(TASK BRIEF) Find each line containing the string "Ubezpieczenie" and return it.

(RECORDS FOR THIS EXERCISE)
· · ·
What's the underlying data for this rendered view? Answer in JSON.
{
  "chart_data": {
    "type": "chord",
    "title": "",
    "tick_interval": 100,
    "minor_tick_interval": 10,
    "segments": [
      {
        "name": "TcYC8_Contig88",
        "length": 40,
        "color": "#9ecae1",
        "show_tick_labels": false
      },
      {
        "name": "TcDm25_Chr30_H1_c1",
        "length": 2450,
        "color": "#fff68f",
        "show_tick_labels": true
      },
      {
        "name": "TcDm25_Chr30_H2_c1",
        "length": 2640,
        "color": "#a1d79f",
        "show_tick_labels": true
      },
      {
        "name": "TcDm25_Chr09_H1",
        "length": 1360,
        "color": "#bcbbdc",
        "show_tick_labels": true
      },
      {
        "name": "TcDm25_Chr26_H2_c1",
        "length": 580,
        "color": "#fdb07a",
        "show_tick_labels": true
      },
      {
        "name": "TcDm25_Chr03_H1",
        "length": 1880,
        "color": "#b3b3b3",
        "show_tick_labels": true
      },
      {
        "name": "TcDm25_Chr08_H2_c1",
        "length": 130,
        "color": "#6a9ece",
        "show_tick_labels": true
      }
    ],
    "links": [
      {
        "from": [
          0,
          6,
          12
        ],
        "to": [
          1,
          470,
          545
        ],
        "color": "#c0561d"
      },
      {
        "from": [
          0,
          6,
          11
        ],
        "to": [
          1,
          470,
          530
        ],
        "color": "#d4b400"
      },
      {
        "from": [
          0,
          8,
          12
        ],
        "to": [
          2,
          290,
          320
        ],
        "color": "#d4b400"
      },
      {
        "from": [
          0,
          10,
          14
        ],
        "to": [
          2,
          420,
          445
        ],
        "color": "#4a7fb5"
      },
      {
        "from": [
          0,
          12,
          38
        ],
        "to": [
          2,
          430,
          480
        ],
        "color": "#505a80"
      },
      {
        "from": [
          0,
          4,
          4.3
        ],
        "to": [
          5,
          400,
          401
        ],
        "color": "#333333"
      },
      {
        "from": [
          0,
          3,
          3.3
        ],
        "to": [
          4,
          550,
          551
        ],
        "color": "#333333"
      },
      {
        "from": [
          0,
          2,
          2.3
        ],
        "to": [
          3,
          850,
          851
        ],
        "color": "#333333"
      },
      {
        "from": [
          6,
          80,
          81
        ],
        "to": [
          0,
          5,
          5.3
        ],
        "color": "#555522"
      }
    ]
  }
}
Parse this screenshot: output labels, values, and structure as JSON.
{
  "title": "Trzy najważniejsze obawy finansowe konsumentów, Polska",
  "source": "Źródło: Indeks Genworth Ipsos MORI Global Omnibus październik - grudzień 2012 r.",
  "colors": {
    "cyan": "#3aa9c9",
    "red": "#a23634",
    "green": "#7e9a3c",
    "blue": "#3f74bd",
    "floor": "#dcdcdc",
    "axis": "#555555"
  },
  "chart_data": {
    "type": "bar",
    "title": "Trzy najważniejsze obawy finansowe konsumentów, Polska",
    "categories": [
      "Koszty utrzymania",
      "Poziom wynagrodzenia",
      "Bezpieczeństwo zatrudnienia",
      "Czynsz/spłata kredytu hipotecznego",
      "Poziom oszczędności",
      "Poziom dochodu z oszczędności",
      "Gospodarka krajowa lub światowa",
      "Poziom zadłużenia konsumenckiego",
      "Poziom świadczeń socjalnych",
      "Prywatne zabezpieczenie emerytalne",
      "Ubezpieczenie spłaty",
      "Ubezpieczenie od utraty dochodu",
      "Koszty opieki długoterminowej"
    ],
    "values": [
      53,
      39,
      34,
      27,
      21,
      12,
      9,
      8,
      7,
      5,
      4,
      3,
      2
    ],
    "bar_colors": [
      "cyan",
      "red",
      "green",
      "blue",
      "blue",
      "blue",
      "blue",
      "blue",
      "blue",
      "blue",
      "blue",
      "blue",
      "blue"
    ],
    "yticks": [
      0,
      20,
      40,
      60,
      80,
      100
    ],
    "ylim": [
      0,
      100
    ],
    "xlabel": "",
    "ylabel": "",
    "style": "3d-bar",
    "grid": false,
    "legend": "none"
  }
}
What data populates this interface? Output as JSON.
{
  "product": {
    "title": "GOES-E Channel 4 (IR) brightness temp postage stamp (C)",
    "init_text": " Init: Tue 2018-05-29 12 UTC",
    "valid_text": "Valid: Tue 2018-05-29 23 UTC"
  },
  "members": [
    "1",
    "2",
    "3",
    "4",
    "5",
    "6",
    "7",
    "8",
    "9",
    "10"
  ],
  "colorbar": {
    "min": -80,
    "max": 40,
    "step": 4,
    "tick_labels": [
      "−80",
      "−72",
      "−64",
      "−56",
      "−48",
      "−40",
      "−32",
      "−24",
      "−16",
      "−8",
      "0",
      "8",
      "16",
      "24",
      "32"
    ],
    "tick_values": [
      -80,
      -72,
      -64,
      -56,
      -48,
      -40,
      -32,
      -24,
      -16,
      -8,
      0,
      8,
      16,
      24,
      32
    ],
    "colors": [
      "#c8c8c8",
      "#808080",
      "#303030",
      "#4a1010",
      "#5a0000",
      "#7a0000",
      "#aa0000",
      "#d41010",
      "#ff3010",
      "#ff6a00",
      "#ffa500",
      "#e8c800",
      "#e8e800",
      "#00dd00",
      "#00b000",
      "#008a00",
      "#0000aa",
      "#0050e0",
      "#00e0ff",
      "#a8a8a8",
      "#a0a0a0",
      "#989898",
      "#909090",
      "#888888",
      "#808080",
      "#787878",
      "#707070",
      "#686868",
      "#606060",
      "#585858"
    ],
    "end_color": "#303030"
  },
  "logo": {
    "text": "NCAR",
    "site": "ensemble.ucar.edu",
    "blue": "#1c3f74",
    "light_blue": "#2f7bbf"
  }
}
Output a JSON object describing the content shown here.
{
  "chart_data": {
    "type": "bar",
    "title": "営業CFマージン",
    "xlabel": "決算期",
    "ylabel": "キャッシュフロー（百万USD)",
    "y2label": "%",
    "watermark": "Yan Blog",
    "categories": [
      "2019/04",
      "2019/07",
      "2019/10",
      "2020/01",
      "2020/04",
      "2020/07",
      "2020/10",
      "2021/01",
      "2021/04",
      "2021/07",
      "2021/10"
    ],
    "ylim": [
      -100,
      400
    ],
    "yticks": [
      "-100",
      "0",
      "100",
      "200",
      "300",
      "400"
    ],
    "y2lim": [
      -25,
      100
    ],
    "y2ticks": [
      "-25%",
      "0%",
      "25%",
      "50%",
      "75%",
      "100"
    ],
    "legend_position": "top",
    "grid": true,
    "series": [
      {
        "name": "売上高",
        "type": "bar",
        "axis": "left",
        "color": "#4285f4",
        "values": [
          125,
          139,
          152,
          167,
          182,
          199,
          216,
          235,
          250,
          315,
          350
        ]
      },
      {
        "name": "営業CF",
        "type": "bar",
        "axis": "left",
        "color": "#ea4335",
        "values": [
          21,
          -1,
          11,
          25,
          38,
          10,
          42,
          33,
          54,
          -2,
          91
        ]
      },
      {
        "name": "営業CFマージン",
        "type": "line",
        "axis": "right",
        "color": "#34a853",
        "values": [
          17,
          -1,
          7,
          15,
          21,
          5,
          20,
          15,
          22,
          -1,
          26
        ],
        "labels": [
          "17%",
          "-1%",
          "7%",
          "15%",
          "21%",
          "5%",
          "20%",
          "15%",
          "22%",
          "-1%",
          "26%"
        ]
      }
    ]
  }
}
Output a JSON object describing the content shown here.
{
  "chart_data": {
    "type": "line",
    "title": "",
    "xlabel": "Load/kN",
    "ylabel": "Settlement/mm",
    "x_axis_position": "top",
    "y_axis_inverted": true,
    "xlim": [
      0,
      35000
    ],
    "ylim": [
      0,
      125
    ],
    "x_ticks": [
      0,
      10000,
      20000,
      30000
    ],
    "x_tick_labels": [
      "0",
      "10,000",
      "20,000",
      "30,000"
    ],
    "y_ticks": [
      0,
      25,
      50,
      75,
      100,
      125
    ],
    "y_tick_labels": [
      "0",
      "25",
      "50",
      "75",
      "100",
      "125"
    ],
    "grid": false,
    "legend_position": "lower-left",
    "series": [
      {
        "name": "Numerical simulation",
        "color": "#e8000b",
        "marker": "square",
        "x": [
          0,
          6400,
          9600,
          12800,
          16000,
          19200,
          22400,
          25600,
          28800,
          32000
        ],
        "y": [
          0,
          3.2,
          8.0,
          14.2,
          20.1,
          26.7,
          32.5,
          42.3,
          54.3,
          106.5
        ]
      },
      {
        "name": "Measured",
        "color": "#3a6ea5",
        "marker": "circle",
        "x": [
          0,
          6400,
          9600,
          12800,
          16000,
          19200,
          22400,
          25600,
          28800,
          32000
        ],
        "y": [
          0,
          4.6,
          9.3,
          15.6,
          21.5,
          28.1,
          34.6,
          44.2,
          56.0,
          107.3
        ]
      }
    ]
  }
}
· · ·
(RESPONSE)
      "Ubezpieczenie spłaty",
      "Ubezpieczenie od utraty dochodu",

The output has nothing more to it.